Data items
··········
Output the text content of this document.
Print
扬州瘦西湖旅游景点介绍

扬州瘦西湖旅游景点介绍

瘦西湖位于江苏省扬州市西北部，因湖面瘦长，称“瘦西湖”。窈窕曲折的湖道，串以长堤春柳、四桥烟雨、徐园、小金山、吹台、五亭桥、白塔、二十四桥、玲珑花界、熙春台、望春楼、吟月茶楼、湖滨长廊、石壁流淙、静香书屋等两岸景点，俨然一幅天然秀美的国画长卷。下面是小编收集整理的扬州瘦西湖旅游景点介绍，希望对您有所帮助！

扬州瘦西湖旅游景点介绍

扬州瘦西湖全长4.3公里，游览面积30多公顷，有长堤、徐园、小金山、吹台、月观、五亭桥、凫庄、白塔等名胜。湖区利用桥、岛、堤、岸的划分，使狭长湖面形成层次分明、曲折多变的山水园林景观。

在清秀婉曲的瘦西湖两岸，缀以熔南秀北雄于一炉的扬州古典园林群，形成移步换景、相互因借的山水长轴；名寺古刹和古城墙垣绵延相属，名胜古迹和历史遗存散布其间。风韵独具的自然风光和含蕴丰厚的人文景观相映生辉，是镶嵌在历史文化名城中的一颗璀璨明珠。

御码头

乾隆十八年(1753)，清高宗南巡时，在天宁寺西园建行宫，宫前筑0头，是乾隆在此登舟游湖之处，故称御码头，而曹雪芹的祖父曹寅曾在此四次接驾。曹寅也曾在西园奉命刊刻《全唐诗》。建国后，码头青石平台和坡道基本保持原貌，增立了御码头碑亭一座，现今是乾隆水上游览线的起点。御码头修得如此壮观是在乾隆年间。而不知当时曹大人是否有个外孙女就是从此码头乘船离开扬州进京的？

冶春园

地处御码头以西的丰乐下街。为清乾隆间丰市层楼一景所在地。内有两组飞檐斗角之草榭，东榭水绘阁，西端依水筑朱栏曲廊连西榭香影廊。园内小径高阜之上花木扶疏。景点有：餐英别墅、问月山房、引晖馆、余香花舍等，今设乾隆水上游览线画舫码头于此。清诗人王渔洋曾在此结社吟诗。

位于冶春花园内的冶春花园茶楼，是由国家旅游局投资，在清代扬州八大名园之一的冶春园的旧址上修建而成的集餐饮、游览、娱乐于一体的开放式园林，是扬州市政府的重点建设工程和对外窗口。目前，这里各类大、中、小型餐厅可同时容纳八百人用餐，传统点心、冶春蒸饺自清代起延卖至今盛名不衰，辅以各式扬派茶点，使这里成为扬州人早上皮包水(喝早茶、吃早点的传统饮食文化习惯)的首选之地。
··········
Problem to solve
Restate the whole listing exactly, leaving out nothing.

Solution for this problem
Output the text content of this document.
Print
扬州瘦西湖旅游景点介绍

扬州瘦西湖旅游景点介绍

瘦西湖位于江苏省扬州市西北部，因湖面瘦长，称“瘦西湖”。窈窕曲折的湖道，串以长堤春柳、四桥烟雨、徐园、小金山、吹台、五亭桥、白塔、二十四桥、玲珑花界、熙春台、望春楼、吟月茶楼、湖滨长廊、石壁流淙、静香书屋等两岸景点，俨然一幅天然秀美的国画长卷。下面是小编收集整理的扬州瘦西湖旅游景点介绍，希望对您有所帮助！

扬州瘦西湖旅游景点介绍

扬州瘦西湖全长4.3公里，游览面积30多公顷，有长堤、徐园、小金山、吹台、月观、五亭桥、凫庄、白塔等名胜。湖区利用桥、岛、堤、岸的划分，使狭长湖面形成层次分明、曲折多变的山水园林景观。

在清秀婉曲的瘦西湖两岸，缀以熔南秀北雄于一炉的扬州古典园林群，形成移步换景、相互因借的山水长轴；名寺古刹和古城墙垣绵延相属，名胜古迹和历史遗存散布其间。风韵独具的自然风光和含蕴丰厚的人文景观相映生辉，是镶嵌在历史文化名城中的一颗璀璨明珠。

御码头

乾隆十八年(1753)，清高宗南巡时，在天宁寺西园建行宫，宫前筑0头，是乾隆在此登舟游湖之处，故称御码头，而曹雪芹的祖父曹寅曾在此四次接驾。曹寅也曾在西园奉命刊刻《全唐诗》。建国后，码头青石平台和坡道基本保持原貌，增立了御码头碑亭一座，现今是乾隆水上游览线的起点。御码头修得如此壮观是在乾隆年间。而不知当时曹大人是否有个外孙女就是从此码头乘船离开扬州进京的？

冶春园

地处御码头以西的丰乐下街。为清乾隆间丰市层楼一景所在地。内有两组飞檐斗角之草榭，东榭水绘阁，西端依水筑朱栏曲廊连西榭香影廊。园内小径高阜之上花木扶疏。景点有：餐英别墅、问月山房、引晖馆、余香花舍等，今设乾隆水上游览线画舫码头于此。清诗人王渔洋曾在此结社吟诗。

位于冶春花园内的冶春花园茶楼，是由国家旅游局投资，在清代扬州八大名园之一的冶春园的旧址上修建而成的集餐饮、游览、娱乐于一体的开放式园林，是扬州市政府的重点建设工程和对外窗口。目前，这里各类大、中、小型餐厅可同时容纳八百人用餐，传统点心、冶春蒸饺自清代起延卖至今盛名不衰，辅以各式扬派茶点，使这里成为扬州人早上皮包水(喝早茶、吃早点的传统饮食文化习惯)的首选之地。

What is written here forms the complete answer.